• **STATED PROBLEM**
Locate "Transcribe the text in this document." in the data below, then output the line it is on and all following lines through the last, word for word. Skip any pictures.

(Raw records)
(begin)

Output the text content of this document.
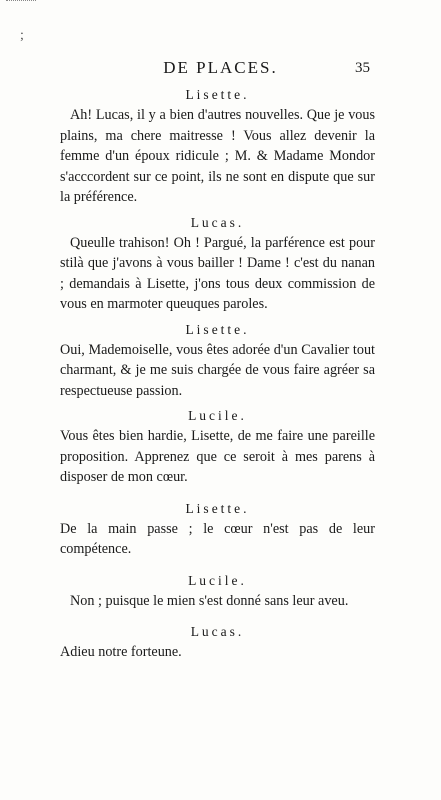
;
DE PLACES.	35

Lisette.

Ah! Lucas, il y a bien d'autres nouvelles. Que je vous plains, ma chere maitresse ! Vous allez devenir la femme d'un époux ridicule ; M. & Madame Mondor s'acccordent sur ce point, ils ne sont en dispute que sur la préférence.

Lucas.

Queulle trahison! Oh ! Pargué, la parférence est pour stilà que j'avons à vous bailler ! Dame ! c'est du nanan ; demandais à Lisette, j'ons tous deux commission de vous en marmoter queuques paroles.

Lisette.

Oui, Mademoiselle, vous êtes adorée d'un Cavalier tout charmant, & je me suis chargée de vous faire agréer sa respectueuse passion.

Lucile.

Vous êtes bien hardie, Lisette, de me faire une pareille proposition. Apprenez que ce seroit à mes parens à disposer de mon cœur.

Lisette.

De la main passe ; le cœur n'est pas de leur compétence.

Lucile.

Non ; puisque le mien s'est donné sans leur aveu.

Lucas.

Adieu notre forteune.
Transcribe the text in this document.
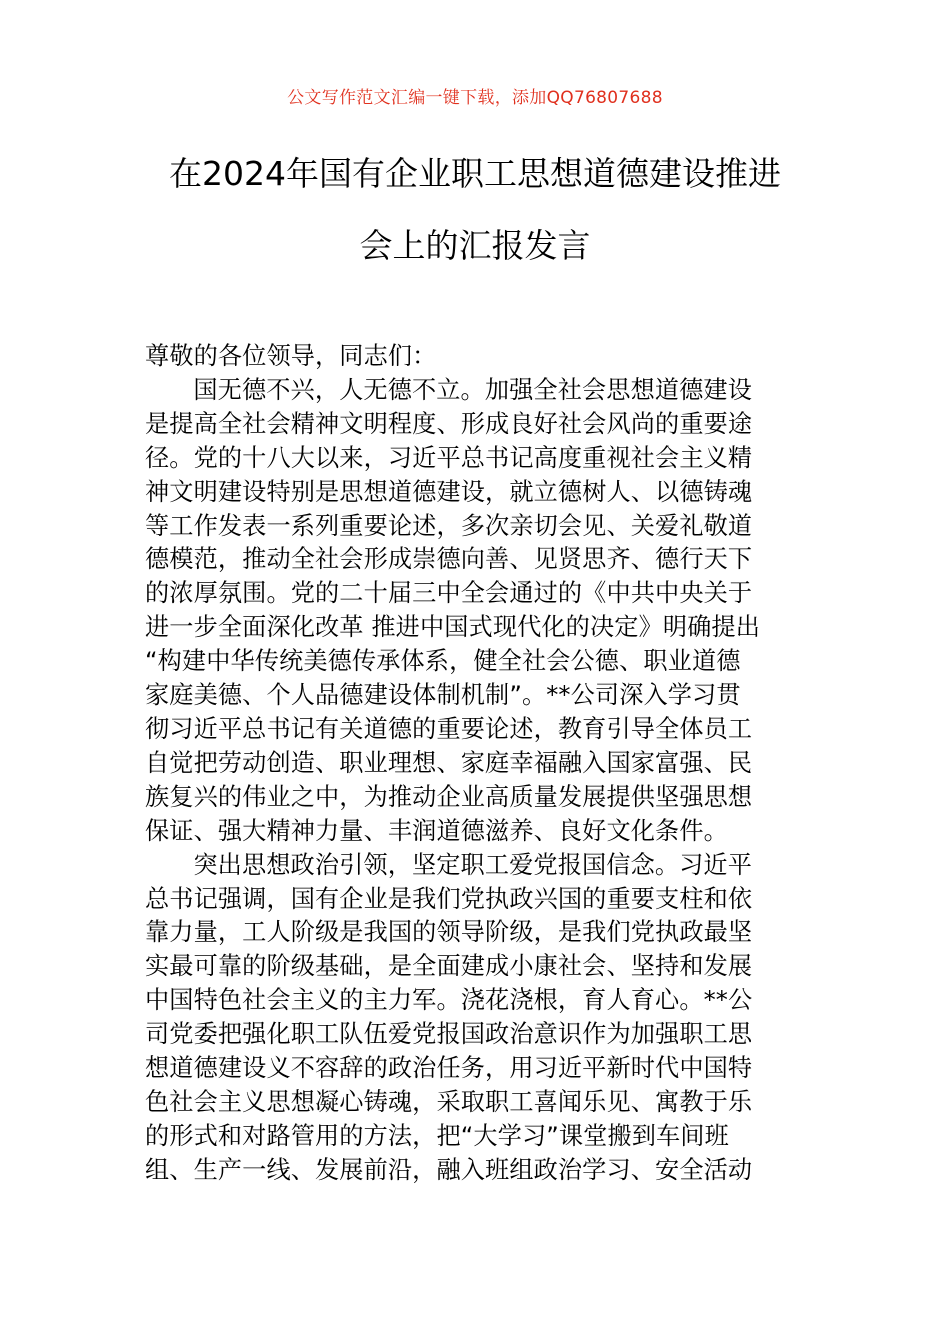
公文写作范文汇编一键下载，添加QQ76807688
在2024年国有企业职工思想道德建设推进
会上的汇报发言

尊敬的各位领导，同志们：

国无德不兴，人无德不立。加强全社会思想道德建设
是提高全社会精神文明程度、形成良好社会风尚的重要途
径。党的十八大以来，习近平总书记高度重视社会主义精
神文明建设特别是思想道德建设，就立德树人、以德铸魂
等工作发表一系列重要论述，多次亲切会见、关爱礼敬道
德模范，推动全社会形成崇德向善、见贤思齐、德行天下
的浓厚氛围。党的二十届三中全会通过的《中共中央关于
进一步全面深化改革 推进中国式现代化的决定》明确提出
“构建中华传统美德传承体系，健全社会公德、职业道德
家庭美德、个人品德建设体制机制”。**公司深入学习贯
彻习近平总书记有关道德的重要论述，教育引导全体员工
自觉把劳动创造、职业理想、家庭幸福融入国家富强、民
族复兴的伟业之中，为推动企业高质量发展提供坚强思想
保证、强大精神力量、丰润道德滋养、良好文化条件。

突出思想政治引领，坚定职工爱党报国信念。习近平
总书记强调，国有企业是我们党执政兴国的重要支柱和依
靠力量，工人阶级是我国的领导阶级，是我们党执政最坚
实最可靠的阶级基础，是全面建成小康社会、坚持和发展
中国特色社会主义的主力军。浇花浇根，育人育心。**公
司党委把强化职工队伍爱党报国政治意识作为加强职工思
想道德建设义不容辞的政治任务，用习近平新时代中国特
色社会主义思想凝心铸魂，采取职工喜闻乐见、寓教于乐
的形式和对路管用的方法，把“大学习”课堂搬到车间班
组、生产一线、发展前沿，融入班组政治学习、安全活动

(end)

• **SOLVED EXERCISE**
Transcribe the text in this document.
公文写作范文汇编一键下载，添加QQ76807688
在2024年国有企业职工思想道德建设推进
会上的汇报发言

尊敬的各位领导，同志们：

国无德不兴，人无德不立。加强全社会思想道德建设
是提高全社会精神文明程度、形成良好社会风尚的重要途
径。党的十八大以来，习近平总书记高度重视社会主义精
神文明建设特别是思想道德建设，就立德树人、以德铸魂
等工作发表一系列重要论述，多次亲切会见、关爱礼敬道
德模范，推动全社会形成崇德向善、见贤思齐、德行天下
的浓厚氛围。党的二十届三中全会通过的《中共中央关于
进一步全面深化改革 推进中国式现代化的决定》明确提出
“构建中华传统美德传承体系，健全社会公德、职业道德
家庭美德、个人品德建设体制机制”。**公司深入学习贯
彻习近平总书记有关道德的重要论述，教育引导全体员工
自觉把劳动创造、职业理想、家庭幸福融入国家富强、民
族复兴的伟业之中，为推动企业高质量发展提供坚强思想
保证、强大精神力量、丰润道德滋养、良好文化条件。

突出思想政治引领，坚定职工爱党报国信念。习近平
总书记强调，国有企业是我们党执政兴国的重要支柱和依
靠力量，工人阶级是我国的领导阶级，是我们党执政最坚
实最可靠的阶级基础，是全面建成小康社会、坚持和发展
中国特色社会主义的主力军。浇花浇根，育人育心。**公
司党委把强化职工队伍爱党报国政治意识作为加强职工思
想道德建设义不容辞的政治任务，用习近平新时代中国特
色社会主义思想凝心铸魂，采取职工喜闻乐见、寓教于乐
的形式和对路管用的方法，把“大学习”课堂搬到车间班
组、生产一线、发展前沿，融入班组政治学习、安全活动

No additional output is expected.